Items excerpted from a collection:
────────
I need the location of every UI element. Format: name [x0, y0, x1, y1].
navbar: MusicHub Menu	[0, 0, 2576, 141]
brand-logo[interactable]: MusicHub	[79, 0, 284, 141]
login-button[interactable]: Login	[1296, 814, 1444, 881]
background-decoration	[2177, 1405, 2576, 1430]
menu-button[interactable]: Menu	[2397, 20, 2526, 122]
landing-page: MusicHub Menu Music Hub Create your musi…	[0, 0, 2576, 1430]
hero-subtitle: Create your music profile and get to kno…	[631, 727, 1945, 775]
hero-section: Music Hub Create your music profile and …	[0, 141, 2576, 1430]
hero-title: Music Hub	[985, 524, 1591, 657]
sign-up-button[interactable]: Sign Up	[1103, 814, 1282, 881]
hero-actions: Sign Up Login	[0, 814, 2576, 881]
────────
Please output every line of the items above as a Markdown table with the columns Row and Line, numbering the rows in order and leaving out blank lines.

The reply:
| Row | Line |
|---|---|
| 1 | I need the location of every UI element. Format: name [x0, y0, x1, y1]. |
| 2 | navbar: MusicHub Menu	[0, 0, 2576, 141] |
| 3 | brand-logo[interactable]: MusicHub	[79, 0, 284, 141] |
| 4 | login-button[interactable]: Login	[1296, 814, 1444, 881] |
| 5 | background-decoration	[2177, 1405, 2576, 1430] |
| 6 | menu-button[interactable]: Menu	[2397, 20, 2526, 122] |
| 7 | landing-page: MusicHub Menu Music Hub Create your musi…	[0, 0, 2576, 1430] |
| 8 | hero-subtitle: Create your music profile and get to kno…	[631, 727, 1945, 775] |
| 9 | hero-section: Music Hub Create your music profile and …	[0, 141, 2576, 1430] |
| 10 | hero-title: Music Hub	[985, 524, 1591, 657] |
| 11 | sign-up-button[interactable]: Sign Up	[1103, 814, 1282, 881] |
| 12 | hero-actions: Sign Up Login	[0, 814, 2576, 881] |